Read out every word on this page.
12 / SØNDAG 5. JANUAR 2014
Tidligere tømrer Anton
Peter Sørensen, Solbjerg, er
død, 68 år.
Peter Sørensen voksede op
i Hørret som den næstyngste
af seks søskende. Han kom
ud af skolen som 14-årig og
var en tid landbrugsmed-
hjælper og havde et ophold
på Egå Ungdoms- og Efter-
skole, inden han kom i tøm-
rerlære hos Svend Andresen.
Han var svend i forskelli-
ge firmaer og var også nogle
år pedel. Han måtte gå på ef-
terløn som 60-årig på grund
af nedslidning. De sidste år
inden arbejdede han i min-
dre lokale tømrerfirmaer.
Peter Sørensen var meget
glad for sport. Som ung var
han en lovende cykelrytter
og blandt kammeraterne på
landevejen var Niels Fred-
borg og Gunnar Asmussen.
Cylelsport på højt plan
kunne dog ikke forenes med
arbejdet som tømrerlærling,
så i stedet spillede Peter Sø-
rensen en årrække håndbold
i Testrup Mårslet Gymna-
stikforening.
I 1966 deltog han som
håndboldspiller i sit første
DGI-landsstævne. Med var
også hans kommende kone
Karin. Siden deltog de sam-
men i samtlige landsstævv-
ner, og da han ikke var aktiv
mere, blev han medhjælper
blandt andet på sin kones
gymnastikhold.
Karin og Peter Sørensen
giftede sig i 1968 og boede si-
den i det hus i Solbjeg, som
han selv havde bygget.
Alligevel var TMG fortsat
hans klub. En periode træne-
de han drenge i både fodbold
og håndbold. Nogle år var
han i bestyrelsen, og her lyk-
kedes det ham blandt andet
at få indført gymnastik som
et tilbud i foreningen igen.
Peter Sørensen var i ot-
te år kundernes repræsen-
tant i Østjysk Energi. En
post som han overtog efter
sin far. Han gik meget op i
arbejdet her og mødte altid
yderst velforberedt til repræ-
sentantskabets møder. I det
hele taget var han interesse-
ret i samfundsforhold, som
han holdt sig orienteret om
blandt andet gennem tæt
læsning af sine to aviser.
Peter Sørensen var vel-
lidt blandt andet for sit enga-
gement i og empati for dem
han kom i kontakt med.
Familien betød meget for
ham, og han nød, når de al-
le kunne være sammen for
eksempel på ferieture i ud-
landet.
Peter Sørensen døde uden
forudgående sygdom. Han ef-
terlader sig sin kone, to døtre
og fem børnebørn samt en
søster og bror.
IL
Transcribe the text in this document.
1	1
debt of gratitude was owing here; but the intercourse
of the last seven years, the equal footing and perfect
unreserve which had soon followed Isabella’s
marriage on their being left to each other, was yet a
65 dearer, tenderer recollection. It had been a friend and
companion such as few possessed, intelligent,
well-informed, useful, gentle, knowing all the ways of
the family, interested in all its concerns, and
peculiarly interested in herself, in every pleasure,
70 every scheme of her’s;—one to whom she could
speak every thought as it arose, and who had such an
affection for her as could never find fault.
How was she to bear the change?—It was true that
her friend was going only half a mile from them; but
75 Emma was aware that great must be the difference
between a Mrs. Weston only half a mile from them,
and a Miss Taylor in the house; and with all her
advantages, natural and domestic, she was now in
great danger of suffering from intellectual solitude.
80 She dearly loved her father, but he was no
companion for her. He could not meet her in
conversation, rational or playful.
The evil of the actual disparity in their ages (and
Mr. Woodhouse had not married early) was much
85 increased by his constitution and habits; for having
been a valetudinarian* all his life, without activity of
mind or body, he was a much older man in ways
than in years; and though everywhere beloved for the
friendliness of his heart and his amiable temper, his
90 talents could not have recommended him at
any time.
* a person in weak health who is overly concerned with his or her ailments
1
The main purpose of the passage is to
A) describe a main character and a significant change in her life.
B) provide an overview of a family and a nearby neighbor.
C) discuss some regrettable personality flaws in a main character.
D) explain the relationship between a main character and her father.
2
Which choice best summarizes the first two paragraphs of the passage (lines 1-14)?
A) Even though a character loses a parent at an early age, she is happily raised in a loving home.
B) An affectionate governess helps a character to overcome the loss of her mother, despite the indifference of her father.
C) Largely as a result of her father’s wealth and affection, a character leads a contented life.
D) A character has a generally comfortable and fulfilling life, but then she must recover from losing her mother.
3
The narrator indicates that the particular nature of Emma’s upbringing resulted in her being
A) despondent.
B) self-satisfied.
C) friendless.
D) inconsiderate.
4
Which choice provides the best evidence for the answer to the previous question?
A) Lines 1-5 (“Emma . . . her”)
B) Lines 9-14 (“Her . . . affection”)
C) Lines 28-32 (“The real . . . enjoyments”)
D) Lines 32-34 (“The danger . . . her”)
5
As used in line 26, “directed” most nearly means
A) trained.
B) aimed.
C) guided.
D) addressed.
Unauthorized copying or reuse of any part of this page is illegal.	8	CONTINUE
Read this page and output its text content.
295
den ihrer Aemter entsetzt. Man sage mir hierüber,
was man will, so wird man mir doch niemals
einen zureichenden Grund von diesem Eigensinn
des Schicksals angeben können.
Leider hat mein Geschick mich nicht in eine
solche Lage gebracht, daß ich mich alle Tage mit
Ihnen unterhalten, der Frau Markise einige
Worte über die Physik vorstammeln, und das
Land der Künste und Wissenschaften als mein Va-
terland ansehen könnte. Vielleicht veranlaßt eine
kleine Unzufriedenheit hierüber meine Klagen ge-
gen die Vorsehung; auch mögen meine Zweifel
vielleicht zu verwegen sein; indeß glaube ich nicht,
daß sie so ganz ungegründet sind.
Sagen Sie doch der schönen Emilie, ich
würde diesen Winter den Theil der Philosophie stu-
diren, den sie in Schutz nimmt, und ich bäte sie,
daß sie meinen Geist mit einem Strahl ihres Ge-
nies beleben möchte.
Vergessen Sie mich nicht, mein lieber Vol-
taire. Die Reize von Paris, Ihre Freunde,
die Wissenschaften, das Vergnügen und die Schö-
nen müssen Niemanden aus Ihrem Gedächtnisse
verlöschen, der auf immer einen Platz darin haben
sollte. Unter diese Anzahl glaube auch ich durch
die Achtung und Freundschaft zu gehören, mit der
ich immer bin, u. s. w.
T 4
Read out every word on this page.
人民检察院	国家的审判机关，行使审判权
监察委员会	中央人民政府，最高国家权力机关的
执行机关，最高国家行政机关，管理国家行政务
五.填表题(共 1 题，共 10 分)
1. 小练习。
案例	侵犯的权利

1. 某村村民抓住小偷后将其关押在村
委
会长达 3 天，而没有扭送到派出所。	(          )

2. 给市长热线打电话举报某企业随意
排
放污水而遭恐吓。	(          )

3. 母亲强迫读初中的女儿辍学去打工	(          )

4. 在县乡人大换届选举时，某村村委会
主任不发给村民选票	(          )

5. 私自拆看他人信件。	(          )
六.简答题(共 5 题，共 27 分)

========================

_Challenge:_ Retype the material above, line by line, exactly.

_Output below:_
Read out every word on this page.
12 / SØNDAG 5. JANUAR 2014
Tidligere tømrer Anton
Peter Sørensen, Solbjerg, er
død, 68 år.
Peter Sørensen voksede op
i Hørret som den næstyngste
af seks søskende. Han kom
ud af skolen som 14-årig og
var en tid landbrugsmed-
hjælper og havde et ophold
på Egå Ungdoms- og Efter-
skole, inden han kom i tøm-
rerlære hos Svend Andresen.
Han var svend i forskelli-
ge firmaer og var også nogle
år pedel. Han måtte gå på ef-
terløn som 60-årig på grund
af nedslidning. De sidste år
inden arbejdede han i min-
dre lokale tømrerfirmaer.
Peter Sørensen var meget
glad for sport. Som ung var
han en lovende cykelrytter
og blandt kammeraterne på
landevejen var Niels Fred-
borg og Gunnar Asmussen.
Cylelsport på højt plan
kunne dog ikke forenes med
arbejdet som tømrerlærling,
så i stedet spillede Peter Sø-
rensen en årrække håndbold
i Testrup Mårslet Gymna-
stikforening.
I 1966 deltog han som
håndboldspiller i sit første
DGI-landsstævne. Med var
også hans kommende kone
Karin. Siden deltog de sam-
men i samtlige landsstævv-
ner, og da han ikke var aktiv
mere, blev han medhjælper
blandt andet på sin kones
gymnastikhold.
Karin og Peter Sørensen
giftede sig i 1968 og boede si-
den i det hus i Solbjeg, som
han selv havde bygget.
Alligevel var TMG fortsat
hans klub. En periode træne-
de han drenge i både fodbold
og håndbold. Nogle år var
han i bestyrelsen, og her lyk-
kedes det ham blandt andet
at få indført gymnastik som
et tilbud i foreningen igen.
Peter Sørensen var i ot-
te år kundernes repræsen-
tant i Østjysk Energi. En
post som han overtog efter
sin far. Han gik meget op i
arbejdet her og mødte altid
yderst velforberedt til repræ-
sentantskabets møder. I det
hele taget var han interesse-
ret i samfundsforhold, som
han holdt sig orienteret om
blandt andet gennem tæt
læsning af sine to aviser.
Peter Sørensen var vel-
lidt blandt andet for sit enga-
gement i og empati for dem
han kom i kontakt med.
Familien betød meget for
ham, og han nød, når de al-
le kunne være sammen for
eksempel på ferieture i ud-
landet.
Peter Sørensen døde uden
forudgående sygdom. Han ef-
terlader sig sin kone, to døtre
og fem børnebørn samt en
søster og bror.
IL
Transcribe the text in this document.
1	1
debt of gratitude was owing here; but the intercourse
of the last seven years, the equal footing and perfect
unreserve which had soon followed Isabella’s
marriage on their being left to each other, was yet a
65 dearer, tenderer recollection. It had been a friend and
companion such as few possessed, intelligent,
well-informed, useful, gentle, knowing all the ways of
the family, interested in all its concerns, and
peculiarly interested in herself, in every pleasure,
70 every scheme of her’s;—one to whom she could
speak every thought as it arose, and who had such an
affection for her as could never find fault.
How was she to bear the change?—It was true that
her friend was going only half a mile from them; but
75 Emma was aware that great must be the difference
between a Mrs. Weston only half a mile from them,
and a Miss Taylor in the house; and with all her
advantages, natural and domestic, she was now in
great danger of suffering from intellectual solitude.
80 She dearly loved her father, but he was no
companion for her. He could not meet her in
conversation, rational or playful.
The evil of the actual disparity in their ages (and
Mr. Woodhouse had not married early) was much
85 increased by his constitution and habits; for having
been a valetudinarian* all his life, without activity of
mind or body, he was a much older man in ways
than in years; and though everywhere beloved for the
friendliness of his heart and his amiable temper, his
90 talents could not have recommended him at
any time.
* a person in weak health who is overly concerned with his or her ailments
1
The main purpose of the passage is to
A) describe a main character and a significant change in her life.
B) provide an overview of a family and a nearby neighbor.
C) discuss some regrettable personality flaws in a main character.
D) explain the relationship between a main character and her father.
2
Which choice best summarizes the first two paragraphs of the passage (lines 1-14)?
A) Even though a character loses a parent at an early age, she is happily raised in a loving home.
B) An affectionate governess helps a character to overcome the loss of her mother, despite the indifference of her father.
C) Largely as a result of her father’s wealth and affection, a character leads a contented life.
D) A character has a generally comfortable and fulfilling life, but then she must recover from losing her mother.
3
The narrator indicates that the particular nature of Emma’s upbringing resulted in her being
A) despondent.
B) self-satisfied.
C) friendless.
D) inconsiderate.
4
Which choice provides the best evidence for the answer to the previous question?
A) Lines 1-5 (“Emma . . . her”)
B) Lines 9-14 (“Her . . . affection”)
C) Lines 28-32 (“The real . . . enjoyments”)
D) Lines 32-34 (“The danger . . . her”)
5
As used in line 26, “directed” most nearly means
A) trained.
B) aimed.
C) guided.
D) addressed.
Unauthorized copying or reuse of any part of this page is illegal.	8	CONTINUE
Read this page and output its text content.
295
den ihrer Aemter entsetzt. Man sage mir hierüber,
was man will, so wird man mir doch niemals
einen zureichenden Grund von diesem Eigensinn
des Schicksals angeben können.
Leider hat mein Geschick mich nicht in eine
solche Lage gebracht, daß ich mich alle Tage mit
Ihnen unterhalten, der Frau Markise einige
Worte über die Physik vorstammeln, und das
Land der Künste und Wissenschaften als mein Va-
terland ansehen könnte. Vielleicht veranlaßt eine
kleine Unzufriedenheit hierüber meine Klagen ge-
gen die Vorsehung; auch mögen meine Zweifel
vielleicht zu verwegen sein; indeß glaube ich nicht,
daß sie so ganz ungegründet sind.
Sagen Sie doch der schönen Emilie, ich
würde diesen Winter den Theil der Philosophie stu-
diren, den sie in Schutz nimmt, und ich bäte sie,
daß sie meinen Geist mit einem Strahl ihres Ge-
nies beleben möchte.
Vergessen Sie mich nicht, mein lieber Vol-
taire. Die Reize von Paris, Ihre Freunde,
die Wissenschaften, das Vergnügen und die Schö-
nen müssen Niemanden aus Ihrem Gedächtnisse
verlöschen, der auf immer einen Platz darin haben
sollte. Unter diese Anzahl glaube auch ich durch
die Achtung und Freundschaft zu gehören, mit der
ich immer bin, u. s. w.
T 4
Read out every word on this page.
人民检察院	国家的审判机关，行使审判权
监察委员会	中央人民政府，最高国家权力机关的
执行机关，最高国家行政机关，管理国家行政务
五.填表题(共 1 题，共 10 分)
1. 小练习。
案例	侵犯的权利

1. 某村村民抓住小偷后将其关押在村
委
会长达 3 天，而没有扭送到派出所。	(          )

2. 给市长热线打电话举报某企业随意
排
放污水而遭恐吓。	(          )

3. 母亲强迫读初中的女儿辍学去打工	(          )

4. 在县乡人大换届选举时，某村村委会
主任不发给村民选票	(          )

5. 私自拆看他人信件。	(          )
六.简答题(共 5 题，共 27 分)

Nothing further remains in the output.